**DESCRIPTION OF THE TASK**
Could you rewrite the rows from the first one through the line containing "64, 1043, 76]", changing "option-title" to "option-label" each time it appears and leaving everything else the same, and give back only those rows?
* START *
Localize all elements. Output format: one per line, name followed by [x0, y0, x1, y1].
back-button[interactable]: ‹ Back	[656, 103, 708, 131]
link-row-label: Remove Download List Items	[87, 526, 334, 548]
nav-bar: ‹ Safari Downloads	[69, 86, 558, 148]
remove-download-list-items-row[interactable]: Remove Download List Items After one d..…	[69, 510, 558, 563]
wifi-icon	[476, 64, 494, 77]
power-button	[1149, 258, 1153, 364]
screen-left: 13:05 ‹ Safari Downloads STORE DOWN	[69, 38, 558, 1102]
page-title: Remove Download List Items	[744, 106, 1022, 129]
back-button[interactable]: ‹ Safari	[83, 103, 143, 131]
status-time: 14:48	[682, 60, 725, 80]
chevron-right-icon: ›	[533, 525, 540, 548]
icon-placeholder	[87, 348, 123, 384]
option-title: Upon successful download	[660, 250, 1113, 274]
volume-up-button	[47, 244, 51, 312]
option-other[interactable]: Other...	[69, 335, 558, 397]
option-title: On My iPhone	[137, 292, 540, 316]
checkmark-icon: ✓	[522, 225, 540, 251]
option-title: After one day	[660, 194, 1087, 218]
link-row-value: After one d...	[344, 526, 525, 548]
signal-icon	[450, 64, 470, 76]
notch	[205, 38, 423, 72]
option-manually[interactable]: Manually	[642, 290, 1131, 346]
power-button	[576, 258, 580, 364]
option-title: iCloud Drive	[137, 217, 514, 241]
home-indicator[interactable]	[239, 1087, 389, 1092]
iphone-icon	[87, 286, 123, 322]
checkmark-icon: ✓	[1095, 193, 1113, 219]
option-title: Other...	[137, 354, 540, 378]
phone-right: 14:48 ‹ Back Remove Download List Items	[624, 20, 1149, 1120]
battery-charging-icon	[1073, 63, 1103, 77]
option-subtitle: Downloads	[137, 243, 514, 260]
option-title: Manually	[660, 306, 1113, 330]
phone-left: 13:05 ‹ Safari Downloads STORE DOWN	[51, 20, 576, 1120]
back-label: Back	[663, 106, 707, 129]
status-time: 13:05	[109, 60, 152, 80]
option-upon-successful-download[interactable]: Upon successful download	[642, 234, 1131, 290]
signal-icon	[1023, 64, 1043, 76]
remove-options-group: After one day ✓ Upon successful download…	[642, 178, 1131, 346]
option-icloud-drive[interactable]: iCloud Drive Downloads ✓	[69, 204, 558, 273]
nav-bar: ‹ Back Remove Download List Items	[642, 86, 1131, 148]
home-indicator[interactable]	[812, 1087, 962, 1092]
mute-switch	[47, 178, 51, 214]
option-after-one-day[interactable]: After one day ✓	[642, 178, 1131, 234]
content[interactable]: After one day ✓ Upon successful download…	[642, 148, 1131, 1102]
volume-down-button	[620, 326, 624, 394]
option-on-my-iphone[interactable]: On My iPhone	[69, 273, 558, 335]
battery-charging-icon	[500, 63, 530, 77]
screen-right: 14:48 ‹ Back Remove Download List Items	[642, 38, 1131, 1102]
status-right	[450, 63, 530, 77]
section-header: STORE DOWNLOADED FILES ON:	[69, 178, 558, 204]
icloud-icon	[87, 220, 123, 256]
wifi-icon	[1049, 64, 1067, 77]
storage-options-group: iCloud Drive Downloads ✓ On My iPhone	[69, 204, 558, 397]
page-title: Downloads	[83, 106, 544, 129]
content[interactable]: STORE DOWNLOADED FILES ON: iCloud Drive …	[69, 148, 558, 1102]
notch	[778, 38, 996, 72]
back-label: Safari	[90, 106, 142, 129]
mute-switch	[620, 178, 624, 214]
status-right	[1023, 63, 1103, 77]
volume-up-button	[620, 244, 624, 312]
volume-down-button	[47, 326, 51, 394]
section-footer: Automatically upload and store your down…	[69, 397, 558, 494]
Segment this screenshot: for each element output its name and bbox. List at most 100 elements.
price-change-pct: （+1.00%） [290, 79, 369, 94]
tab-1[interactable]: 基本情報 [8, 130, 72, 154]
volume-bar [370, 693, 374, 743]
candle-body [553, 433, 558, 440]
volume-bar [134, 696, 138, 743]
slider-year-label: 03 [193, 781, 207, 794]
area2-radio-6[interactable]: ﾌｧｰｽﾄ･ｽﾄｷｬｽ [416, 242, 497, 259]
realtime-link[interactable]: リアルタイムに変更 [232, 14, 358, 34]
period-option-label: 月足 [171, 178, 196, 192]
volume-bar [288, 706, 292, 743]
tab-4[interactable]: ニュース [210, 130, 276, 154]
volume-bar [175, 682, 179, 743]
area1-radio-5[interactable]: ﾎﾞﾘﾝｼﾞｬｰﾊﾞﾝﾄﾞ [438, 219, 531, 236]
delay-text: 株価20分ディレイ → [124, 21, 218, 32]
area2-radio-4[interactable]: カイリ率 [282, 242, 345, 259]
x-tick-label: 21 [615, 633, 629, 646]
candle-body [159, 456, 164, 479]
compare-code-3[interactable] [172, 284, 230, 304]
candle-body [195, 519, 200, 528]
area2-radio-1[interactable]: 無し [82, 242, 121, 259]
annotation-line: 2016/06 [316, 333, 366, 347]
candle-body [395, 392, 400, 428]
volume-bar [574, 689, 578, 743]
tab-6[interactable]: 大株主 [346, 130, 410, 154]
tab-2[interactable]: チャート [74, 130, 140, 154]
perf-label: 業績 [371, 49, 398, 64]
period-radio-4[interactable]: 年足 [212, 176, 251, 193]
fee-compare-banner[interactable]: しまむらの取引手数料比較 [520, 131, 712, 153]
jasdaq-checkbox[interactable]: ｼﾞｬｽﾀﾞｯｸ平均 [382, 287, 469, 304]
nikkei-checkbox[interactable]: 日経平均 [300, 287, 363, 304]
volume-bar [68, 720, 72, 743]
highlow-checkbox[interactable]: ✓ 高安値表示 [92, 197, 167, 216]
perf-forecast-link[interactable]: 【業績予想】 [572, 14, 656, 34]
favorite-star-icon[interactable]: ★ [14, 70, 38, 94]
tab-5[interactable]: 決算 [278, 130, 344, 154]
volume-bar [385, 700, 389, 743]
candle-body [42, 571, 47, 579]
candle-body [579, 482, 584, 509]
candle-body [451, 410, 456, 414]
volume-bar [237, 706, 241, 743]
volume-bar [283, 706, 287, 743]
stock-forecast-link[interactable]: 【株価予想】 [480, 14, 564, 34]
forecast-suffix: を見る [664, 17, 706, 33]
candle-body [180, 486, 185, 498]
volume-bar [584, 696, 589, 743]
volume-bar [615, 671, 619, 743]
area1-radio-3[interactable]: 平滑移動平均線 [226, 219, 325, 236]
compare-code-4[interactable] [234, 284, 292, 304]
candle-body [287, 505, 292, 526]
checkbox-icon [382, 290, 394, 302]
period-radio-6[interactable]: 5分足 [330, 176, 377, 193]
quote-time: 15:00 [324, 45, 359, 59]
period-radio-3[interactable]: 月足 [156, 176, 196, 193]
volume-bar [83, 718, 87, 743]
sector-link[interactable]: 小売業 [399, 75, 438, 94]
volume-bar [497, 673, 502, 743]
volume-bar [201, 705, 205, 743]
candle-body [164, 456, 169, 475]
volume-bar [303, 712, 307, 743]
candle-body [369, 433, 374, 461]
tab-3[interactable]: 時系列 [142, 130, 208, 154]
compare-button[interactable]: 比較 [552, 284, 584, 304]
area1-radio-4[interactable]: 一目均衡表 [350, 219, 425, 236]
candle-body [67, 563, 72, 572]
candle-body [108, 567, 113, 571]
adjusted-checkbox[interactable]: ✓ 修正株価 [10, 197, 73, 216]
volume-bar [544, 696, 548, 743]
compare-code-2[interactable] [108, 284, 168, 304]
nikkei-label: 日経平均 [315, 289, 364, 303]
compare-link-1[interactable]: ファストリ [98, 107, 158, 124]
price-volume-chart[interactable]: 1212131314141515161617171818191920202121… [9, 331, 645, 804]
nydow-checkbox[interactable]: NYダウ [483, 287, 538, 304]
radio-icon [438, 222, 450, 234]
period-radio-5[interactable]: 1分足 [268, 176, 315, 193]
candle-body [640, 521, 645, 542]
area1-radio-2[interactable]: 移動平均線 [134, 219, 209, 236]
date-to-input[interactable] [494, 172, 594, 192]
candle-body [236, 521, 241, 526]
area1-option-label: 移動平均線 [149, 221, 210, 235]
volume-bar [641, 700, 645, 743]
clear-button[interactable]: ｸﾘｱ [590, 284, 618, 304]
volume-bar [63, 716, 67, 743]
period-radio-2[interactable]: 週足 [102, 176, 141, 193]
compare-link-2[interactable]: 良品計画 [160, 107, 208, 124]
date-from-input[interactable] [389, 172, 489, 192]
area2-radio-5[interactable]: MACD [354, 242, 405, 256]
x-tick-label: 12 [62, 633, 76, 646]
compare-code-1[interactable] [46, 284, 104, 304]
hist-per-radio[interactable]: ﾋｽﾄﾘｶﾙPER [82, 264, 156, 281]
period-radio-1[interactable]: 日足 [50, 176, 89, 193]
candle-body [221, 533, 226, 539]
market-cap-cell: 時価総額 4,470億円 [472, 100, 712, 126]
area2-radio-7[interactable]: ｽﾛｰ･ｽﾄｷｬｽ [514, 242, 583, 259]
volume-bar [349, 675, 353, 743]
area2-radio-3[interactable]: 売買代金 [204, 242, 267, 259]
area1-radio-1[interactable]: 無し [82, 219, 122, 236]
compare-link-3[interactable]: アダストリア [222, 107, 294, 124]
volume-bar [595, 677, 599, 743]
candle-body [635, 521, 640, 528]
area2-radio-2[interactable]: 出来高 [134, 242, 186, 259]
* END *
**ANSWER TO THE EXERCISE**
Localize all elements. Output format: one per line, name followed by [x0, y0, x1, y1].
back-button[interactable]: ‹ Back	[656, 103, 708, 131]
link-row-label: Remove Download List Items	[87, 526, 334, 548]
nav-bar: ‹ Safari Downloads	[69, 86, 558, 148]
remove-download-list-items-row[interactable]: Remove Download List Items After one d..…	[69, 510, 558, 563]
wifi-icon	[476, 64, 494, 77]
power-button	[1149, 258, 1153, 364]
screen-left: 13:05 ‹ Safari Downloads STORE DOWN	[69, 38, 558, 1102]
page-title: Remove Download List Items	[744, 106, 1022, 129]
back-button[interactable]: ‹ Safari	[83, 103, 143, 131]
status-time: 14:48	[682, 60, 725, 80]
chevron-right-icon: ›	[533, 525, 540, 548]
icon-placeholder	[87, 348, 123, 384]
option-label: Upon successful download	[660, 250, 1113, 274]
volume-up-button	[47, 244, 51, 312]
option-other[interactable]: Other...	[69, 335, 558, 397]
option-label: On My iPhone	[137, 292, 540, 316]
checkmark-icon: ✓	[522, 225, 540, 251]
option-label: After one day	[660, 194, 1087, 218]
link-row-value: After one d...	[344, 526, 525, 548]
signal-icon	[450, 64, 470, 76]
notch	[205, 38, 423, 72]
option-manually[interactable]: Manually	[642, 290, 1131, 346]
power-button	[576, 258, 580, 364]
option-label: iCloud Drive	[137, 217, 514, 241]
home-indicator[interactable]	[239, 1087, 389, 1092]
iphone-icon	[87, 286, 123, 322]
checkmark-icon: ✓	[1095, 193, 1113, 219]
option-label: Other...	[137, 354, 540, 378]
phone-right: 14:48 ‹ Back Remove Download List Items	[624, 20, 1149, 1120]
battery-charging-icon	[1073, 63, 1103, 77]
option-subtitle: Downloads	[137, 243, 514, 260]
option-label: Manually	[660, 306, 1113, 330]
phone-left: 13:05 ‹ Safari Downloads STORE DOWN	[51, 20, 576, 1120]
back-label: Back	[663, 106, 707, 129]
status-time: 13:05	[109, 60, 152, 80]
option-upon-successful-download[interactable]: Upon successful download	[642, 234, 1131, 290]
signal-icon	[1023, 64, 1043, 76]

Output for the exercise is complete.